SET EXERCISE:
Produce an exact copy of all the data below, dropping every image.

DATASET EXTRACT:
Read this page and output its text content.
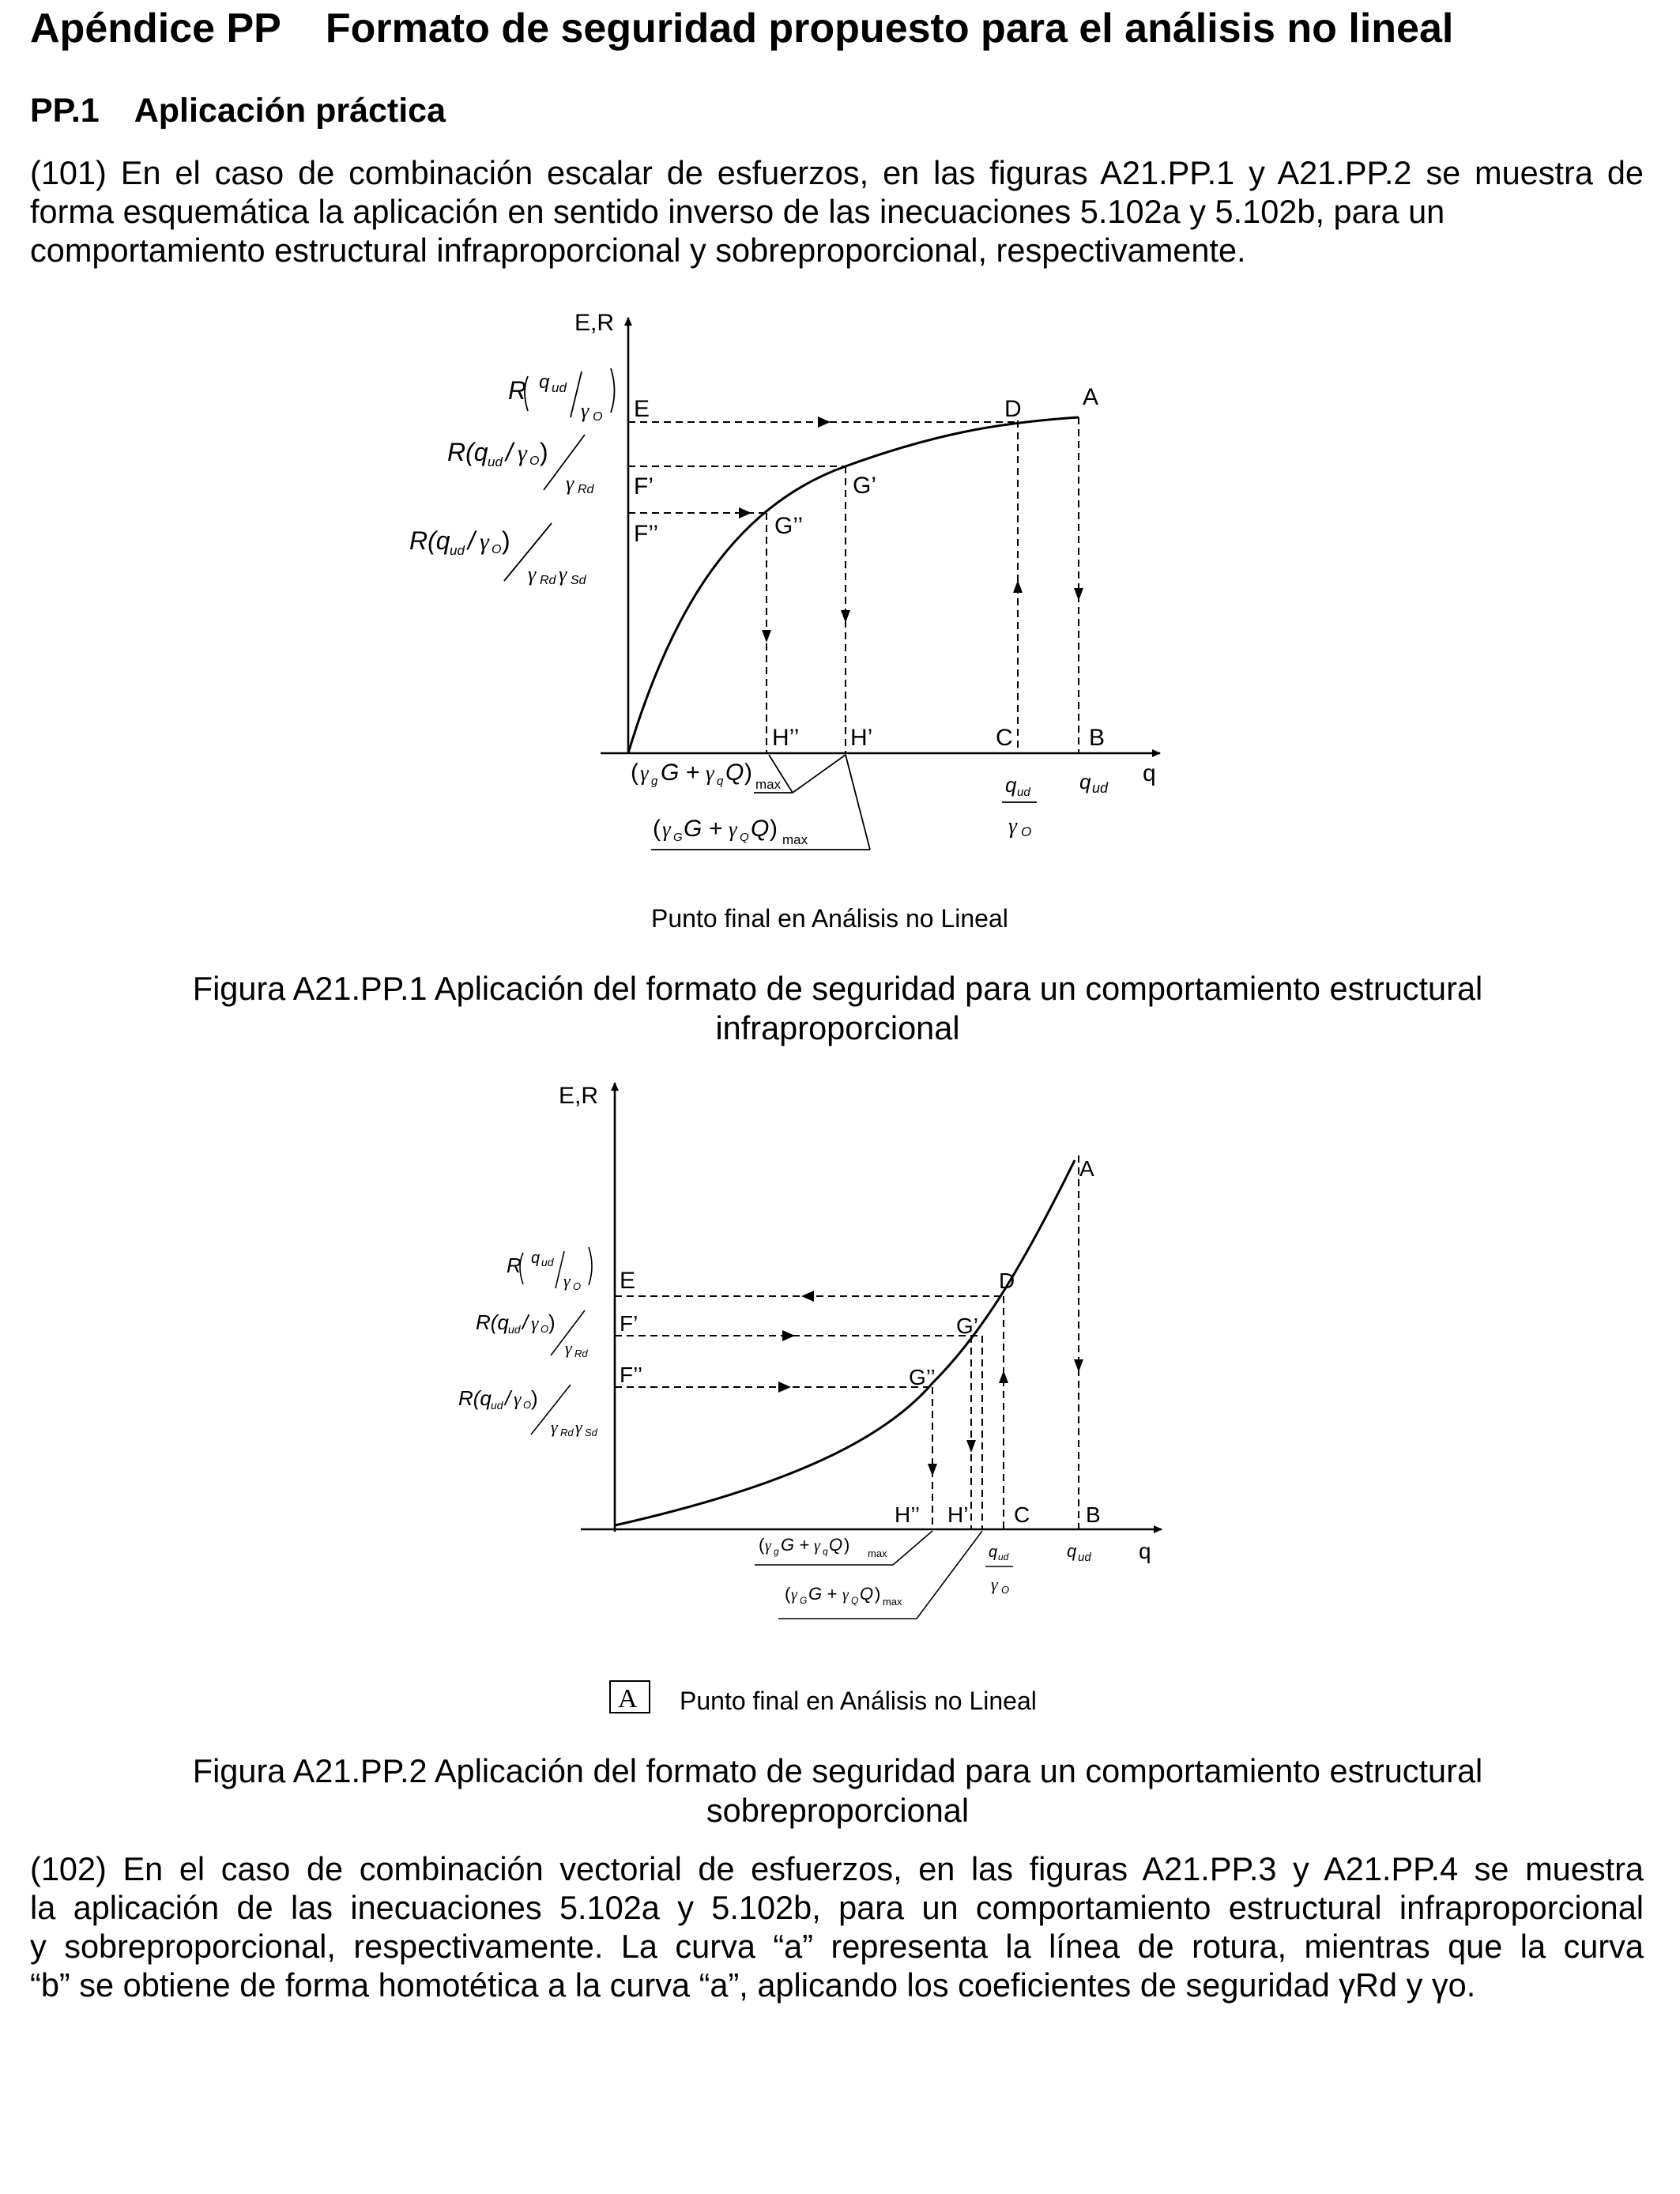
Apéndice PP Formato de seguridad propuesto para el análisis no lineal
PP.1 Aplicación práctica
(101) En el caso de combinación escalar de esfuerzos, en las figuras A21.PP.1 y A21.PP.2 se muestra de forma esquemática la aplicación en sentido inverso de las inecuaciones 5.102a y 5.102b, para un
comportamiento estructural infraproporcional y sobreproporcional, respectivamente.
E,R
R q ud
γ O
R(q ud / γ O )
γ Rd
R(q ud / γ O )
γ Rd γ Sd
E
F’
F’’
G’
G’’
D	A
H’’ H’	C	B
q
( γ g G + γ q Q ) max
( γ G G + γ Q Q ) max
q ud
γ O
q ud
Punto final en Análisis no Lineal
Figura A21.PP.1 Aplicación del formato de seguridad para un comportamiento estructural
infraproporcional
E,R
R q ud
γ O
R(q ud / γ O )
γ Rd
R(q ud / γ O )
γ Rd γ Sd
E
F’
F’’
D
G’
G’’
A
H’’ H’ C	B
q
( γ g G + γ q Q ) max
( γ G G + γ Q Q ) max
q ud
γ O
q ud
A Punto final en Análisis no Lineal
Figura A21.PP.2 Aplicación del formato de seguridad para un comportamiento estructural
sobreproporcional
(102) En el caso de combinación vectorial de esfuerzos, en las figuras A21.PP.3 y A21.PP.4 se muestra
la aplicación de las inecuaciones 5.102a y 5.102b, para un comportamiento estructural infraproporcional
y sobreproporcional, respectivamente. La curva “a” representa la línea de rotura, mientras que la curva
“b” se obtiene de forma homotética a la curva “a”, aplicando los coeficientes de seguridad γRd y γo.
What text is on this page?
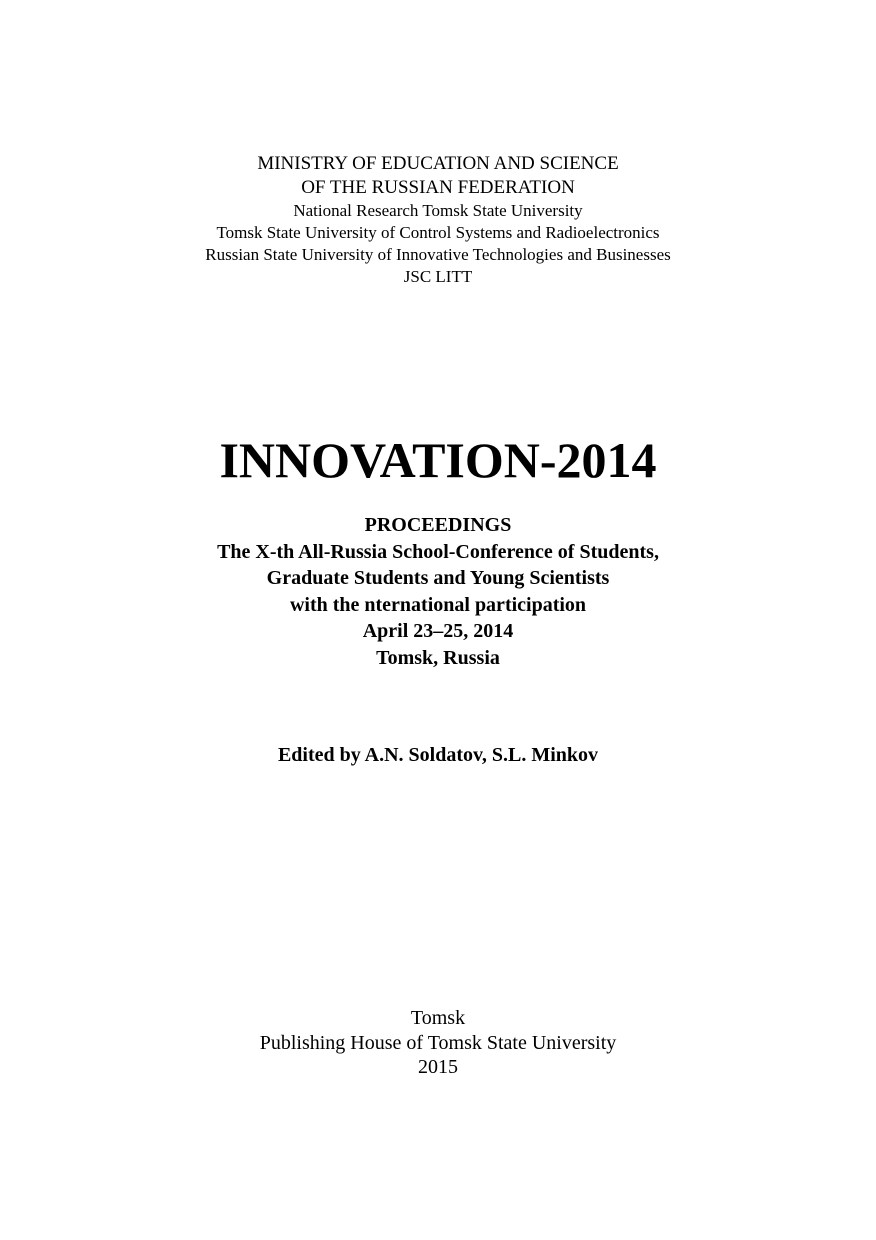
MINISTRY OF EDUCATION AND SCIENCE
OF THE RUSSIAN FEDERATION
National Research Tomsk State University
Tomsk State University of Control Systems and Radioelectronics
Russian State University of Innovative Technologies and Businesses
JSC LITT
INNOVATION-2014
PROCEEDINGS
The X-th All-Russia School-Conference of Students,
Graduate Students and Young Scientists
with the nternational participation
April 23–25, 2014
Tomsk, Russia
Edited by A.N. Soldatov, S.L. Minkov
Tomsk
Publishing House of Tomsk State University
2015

OUTPUT OF THE TASK:
Read this page and output its text content.
Apéndice PP Formato de seguridad propuesto para el análisis no lineal
PP.1 Aplicación práctica
(101) En el caso de combinación escalar de esfuerzos, en las figuras A21.PP.1 y A21.PP.2 se muestra de forma esquemática la aplicación en sentido inverso de las inecuaciones 5.102a y 5.102b, para un
comportamiento estructural infraproporcional y sobreproporcional, respectivamente.
E,R
R q ud
γ O
R(q ud / γ O )
γ Rd
R(q ud / γ O )
γ Rd γ Sd
E
F’
F’’
G’
G’’
D	A
H’’ H’	C	B
q
( γ g G + γ q Q ) max
( γ G G + γ Q Q ) max
q ud
γ O
q ud
Punto final en Análisis no Lineal
Figura A21.PP.1 Aplicación del formato de seguridad para un comportamiento estructural
infraproporcional
E,R
R q ud
γ O
R(q ud / γ O )
γ Rd
R(q ud / γ O )
γ Rd γ Sd
E
F’
F’’
D
G’
G’’
A
H’’ H’ C	B
q
( γ g G + γ q Q ) max
( γ G G + γ Q Q ) max
q ud
γ O
q ud
A Punto final en Análisis no Lineal
Figura A21.PP.2 Aplicación del formato de seguridad para un comportamiento estructural
sobreproporcional
(102) En el caso de combinación vectorial de esfuerzos, en las figuras A21.PP.3 y A21.PP.4 se muestra
la aplicación de las inecuaciones 5.102a y 5.102b, para un comportamiento estructural infraproporcional
y sobreproporcional, respectivamente. La curva “a” representa la línea de rotura, mientras que la curva
“b” se obtiene de forma homotética a la curva “a”, aplicando los coeficientes de seguridad γRd y γo.
What text is on this page?
MINISTRY OF EDUCATION AND SCIENCE
OF THE RUSSIAN FEDERATION
National Research Tomsk State University
Tomsk State University of Control Systems and Radioelectronics
Russian State University of Innovative Technologies and Businesses
JSC LITT
INNOVATION-2014
PROCEEDINGS
The X-th All-Russia School-Conference of Students,
Graduate Students and Young Scientists
with the nternational participation
April 23–25, 2014
Tomsk, Russia
Edited by A.N. Soldatov, S.L. Minkov
Tomsk
Publishing House of Tomsk State University
2015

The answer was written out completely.